• [TASK STATEMENT] Produce a verbatim copy of the entries listed below.
□ □ □ □ □ □ □
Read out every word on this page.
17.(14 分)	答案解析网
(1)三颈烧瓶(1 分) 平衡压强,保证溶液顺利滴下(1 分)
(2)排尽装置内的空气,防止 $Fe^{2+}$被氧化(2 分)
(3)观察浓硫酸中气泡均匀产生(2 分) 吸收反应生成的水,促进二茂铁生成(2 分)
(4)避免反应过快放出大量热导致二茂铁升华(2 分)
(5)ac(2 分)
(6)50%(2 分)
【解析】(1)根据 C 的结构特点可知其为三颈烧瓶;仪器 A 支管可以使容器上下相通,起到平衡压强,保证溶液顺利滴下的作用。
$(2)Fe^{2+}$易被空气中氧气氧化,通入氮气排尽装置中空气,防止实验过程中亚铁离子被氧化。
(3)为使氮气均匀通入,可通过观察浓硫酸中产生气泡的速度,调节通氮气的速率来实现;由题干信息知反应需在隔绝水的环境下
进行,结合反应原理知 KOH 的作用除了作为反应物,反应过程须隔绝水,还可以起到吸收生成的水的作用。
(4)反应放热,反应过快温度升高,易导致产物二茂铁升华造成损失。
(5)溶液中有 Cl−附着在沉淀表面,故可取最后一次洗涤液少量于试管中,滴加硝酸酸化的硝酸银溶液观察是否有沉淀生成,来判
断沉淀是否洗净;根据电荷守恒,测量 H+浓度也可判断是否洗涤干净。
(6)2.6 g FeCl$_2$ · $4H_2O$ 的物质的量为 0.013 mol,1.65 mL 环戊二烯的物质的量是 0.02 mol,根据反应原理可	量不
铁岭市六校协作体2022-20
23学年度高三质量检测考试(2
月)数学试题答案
□ □ □ □ □ □ □
• [REPLY TO THE EXERCISE]
Read out every word on this page.
17.(14 分)	答案解析网
(1)三颈烧瓶(1 分) 平衡压强,保证溶液顺利滴下(1 分)
(2)排尽装置内的空气,防止 $Fe^{2+}$被氧化(2 分)
(3)观察浓硫酸中气泡均匀产生(2 分) 吸收反应生成的水,促进二茂铁生成(2 分)
(4)避免反应过快放出大量热导致二茂铁升华(2 分)
(5)ac(2 分)
(6)50%(2 分)
【解析】(1)根据 C 的结构特点可知其为三颈烧瓶;仪器 A 支管可以使容器上下相通,起到平衡压强,保证溶液顺利滴下的作用。
$(2)Fe^{2+}$易被空气中氧气氧化,通入氮气排尽装置中空气,防止实验过程中亚铁离子被氧化。
(3)为使氮气均匀通入,可通过观察浓硫酸中产生气泡的速度,调节通氮气的速率来实现;由题干信息知反应需在隔绝水的环境下
进行,结合反应原理知 KOH 的作用除了作为反应物,反应过程须隔绝水,还可以起到吸收生成的水的作用。
(4)反应放热,反应过快温度升高,易导致产物二茂铁升华造成损失。
(5)溶液中有 Cl−附着在沉淀表面,故可取最后一次洗涤液少量于试管中,滴加硝酸酸化的硝酸银溶液观察是否有沉淀生成,来判
断沉淀是否洗净;根据电荷守恒,测量 H+浓度也可判断是否洗涤干净。
(6)2.6 g FeCl$_2$ · $4H_2O$ 的物质的量为 0.013 mol,1.65 mL 环戊二烯的物质的量是 0.02 mol,根据反应原理可	量不
铁岭市六校协作体2022-20
23学年度高三质量检测考试(2
月)数学试题答案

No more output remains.